[Collected data]
◇ ◇ ◇ ◇ ◇
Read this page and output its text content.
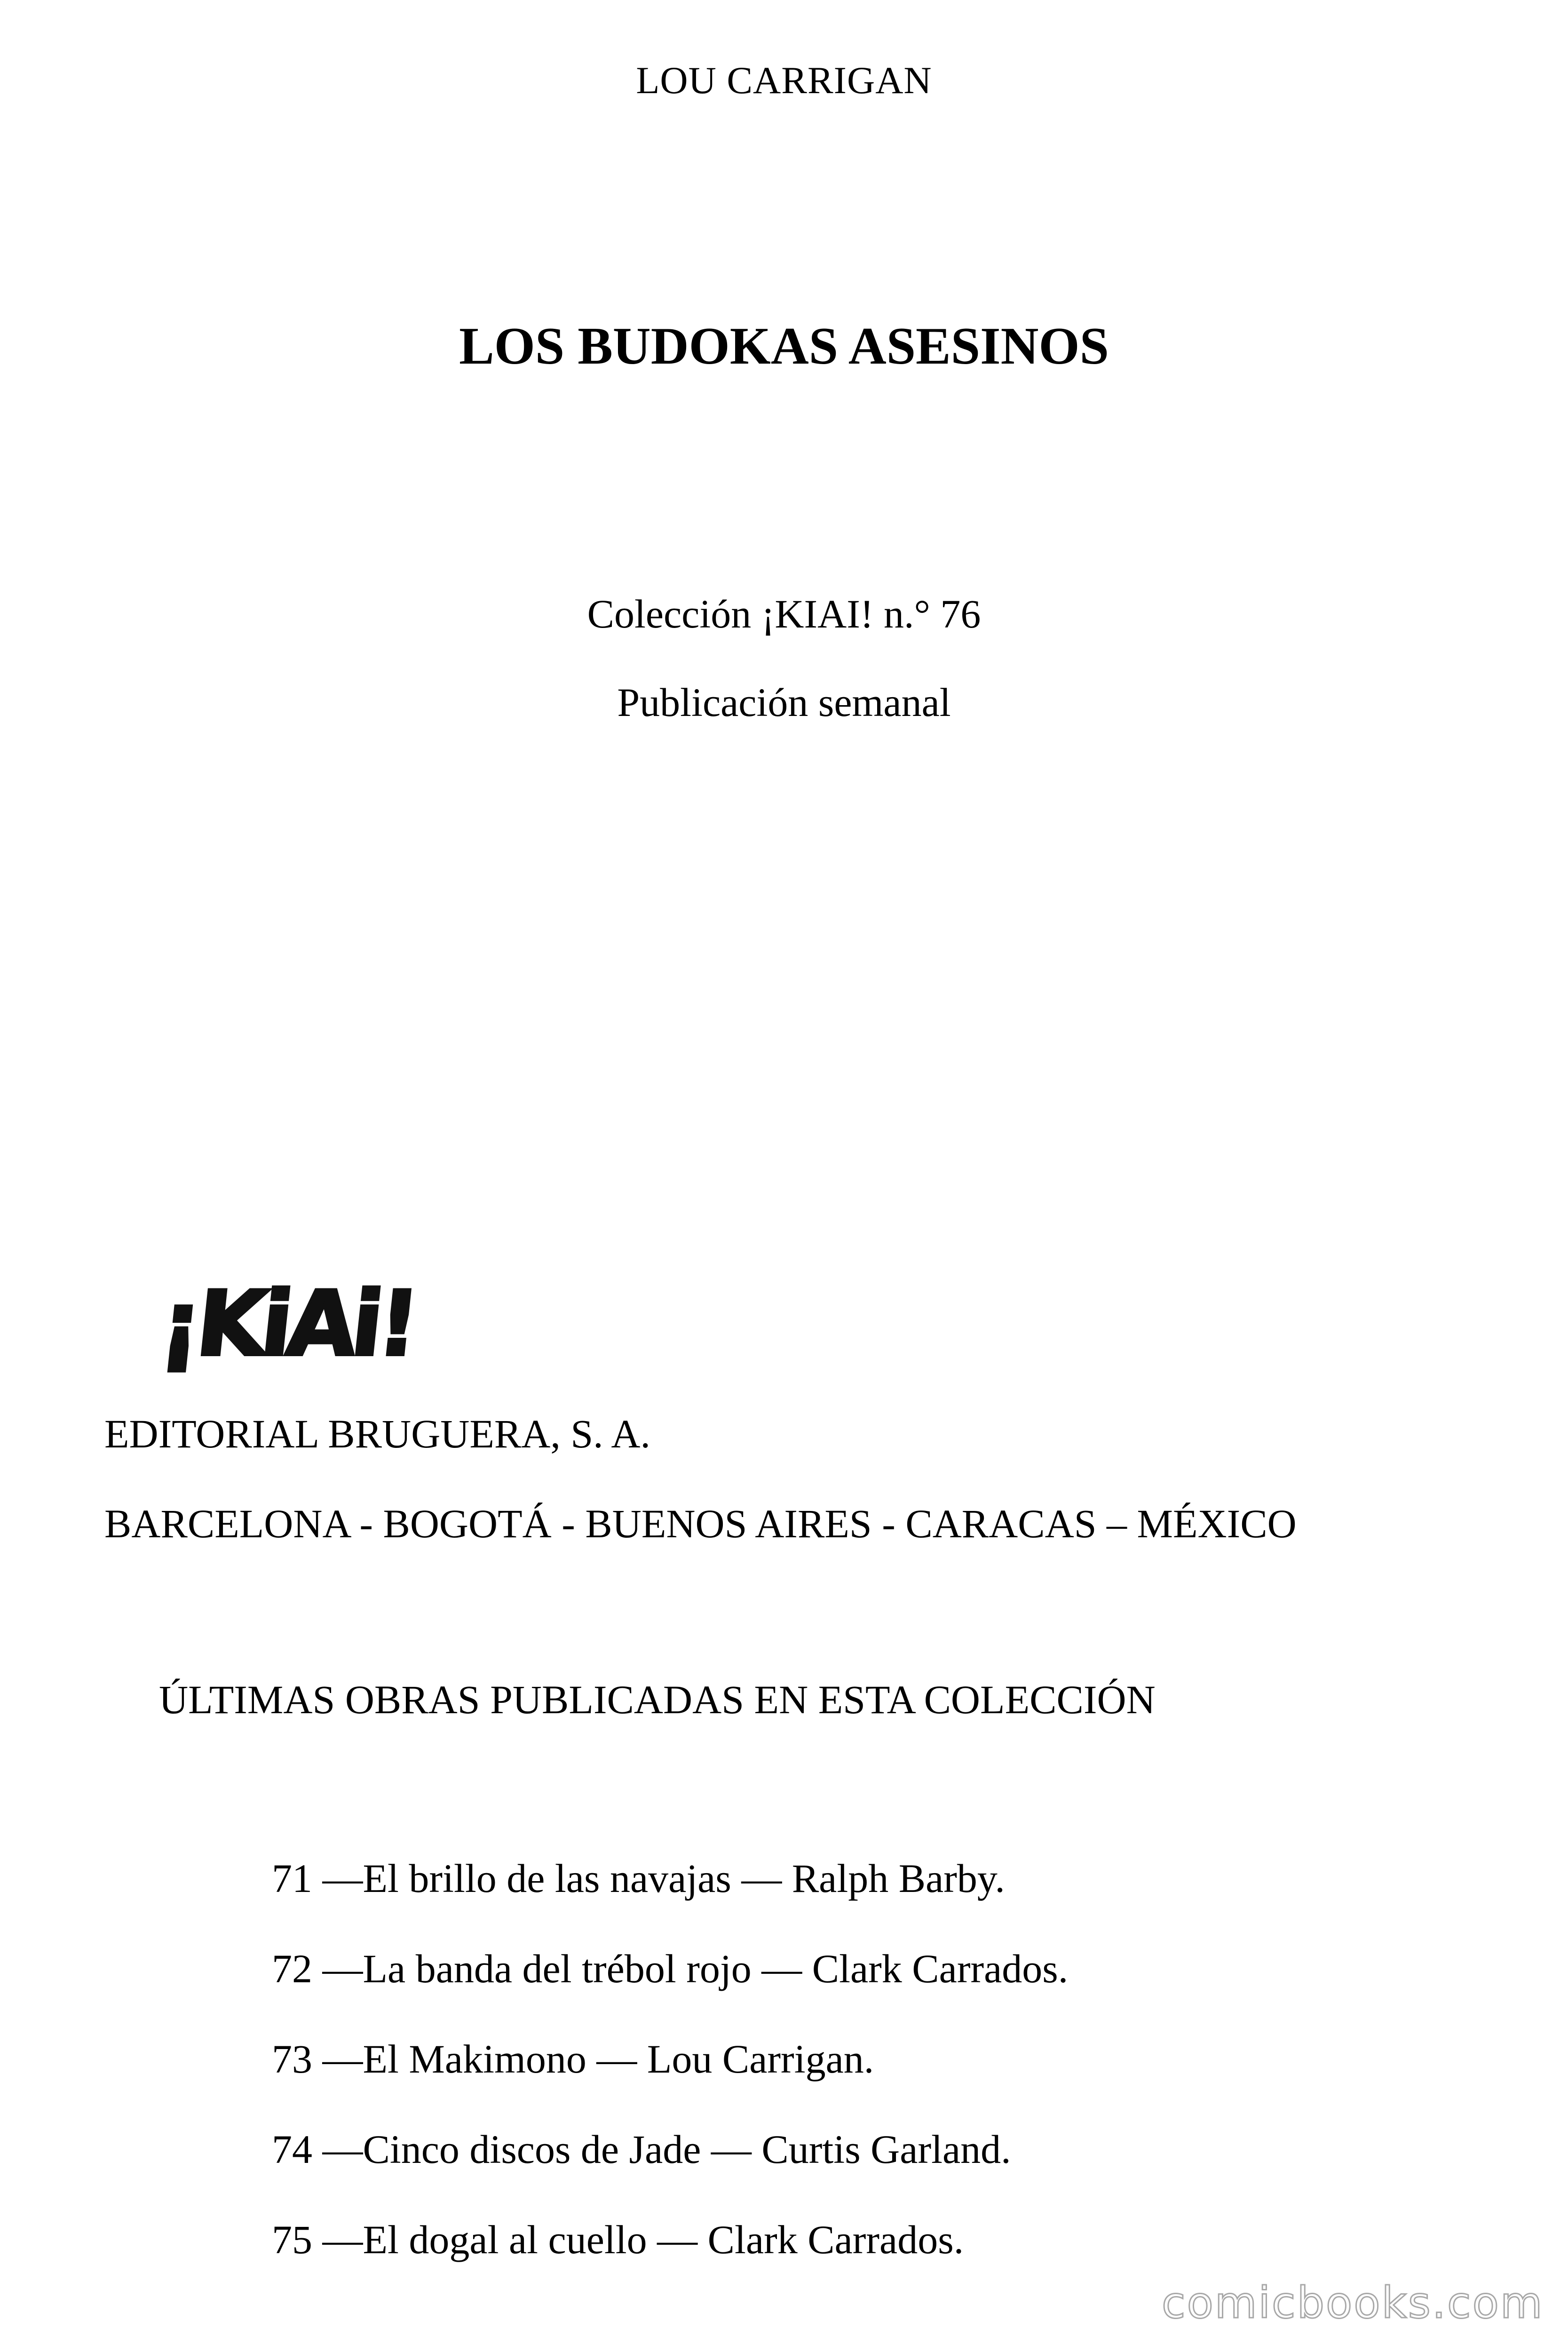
LOU CARRIGAN
LOS BUDOKAS ASESINOS
Colección ¡KIAI! n.° 76
Publicación semanal
¡KiAi!
EDITORIAL BRUGUERA, S. A.
BARCELONA - BOGOTÁ - BUENOS AIRES - CARACAS – MÉXICO
ÚLTIMAS OBRAS PUBLICADAS EN ESTA COLECCIÓN
71 —El brillo de las navajas — Ralph Barby.
72 —La banda del trébol rojo — Clark Carrados.
73 —El Makimono — Lou Carrigan.
74 —Cinco discos de Jade — Curtis Garland.
75 —El dogal al cuello — Clark Carrados.
comicbooks.com
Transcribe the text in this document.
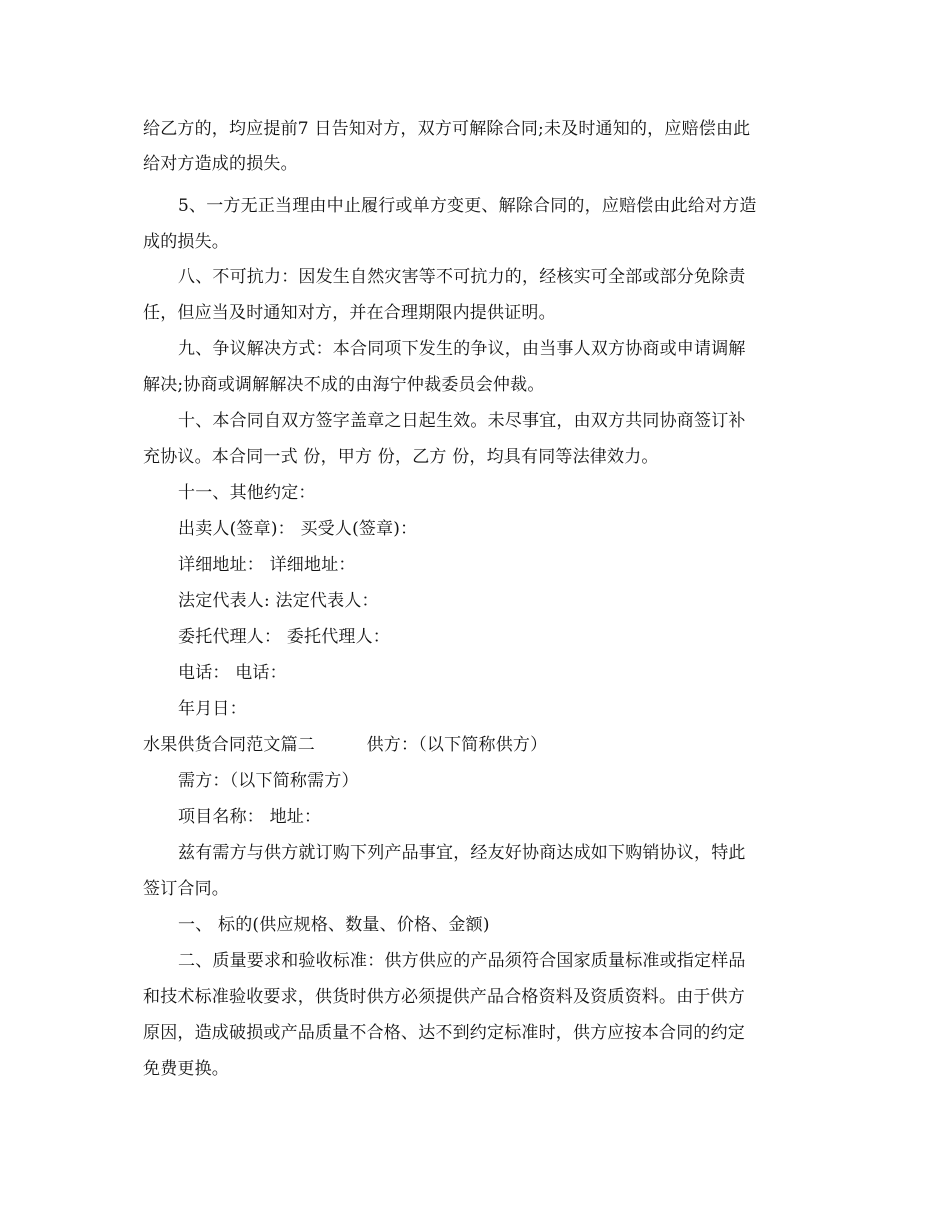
给乙方的，均应提前7 日告知对方，双方可解除合同;未及时通知的，应赔偿由此
给对方造成的损失。
5、一方无正当理由中止履行或单方变更、解除合同的，应赔偿由此给对方造
成的损失。
八、不可抗力：因发生自然灾害等不可抗力的，经核实可全部或部分免除责
任，但应当及时通知对方，并在合理期限内提供证明。
九、争议解决方式：本合同项下发生的争议，由当事人双方协商或申请调解
解决;协商或调解解决不成的由海宁仲裁委员会仲裁。
十、本合同自双方签字盖章之日起生效。未尽事宜，由双方共同协商签订补
充协议。本合同一式 份，甲方 份，乙方 份，均具有同等法律效力。
十一、其他约定：
出卖人(签章)： 买受人(签章)：
详细地址： 详细地址：
法定代表人: 法定代表人：
委托代理人： 委托代理人：
电话： 电话：
年月日：
水果供货合同范文篇二　　　供方：（以下简称供方）
需方：（以下简称需方）
项目名称： 地址：
兹有需方与供方就订购下列产品事宜，经友好协商达成如下购销协议，特此
签订合同。
一、 标的(供应规格、数量、价格、金额)
二、质量要求和验收标准：供方供应的产品须符合国家质量标准或指定样品
和技术标准验收要求，供货时供方必须提供产品合格资料及资质资料。由于供方
原因，造成破损或产品质量不合格、达不到约定标准时，供方应按本合同的约定
免费更换。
◇ ◇ ◇ ◇ ◇
--- SHORT PROBLEM ---
Locate the word "Clark" in the records and collect each line it appears in.

--- RESULT BELOW ---
72 —La banda del trébol rojo — Clark Carrados.
75 —El dogal al cuello — Clark Carrados.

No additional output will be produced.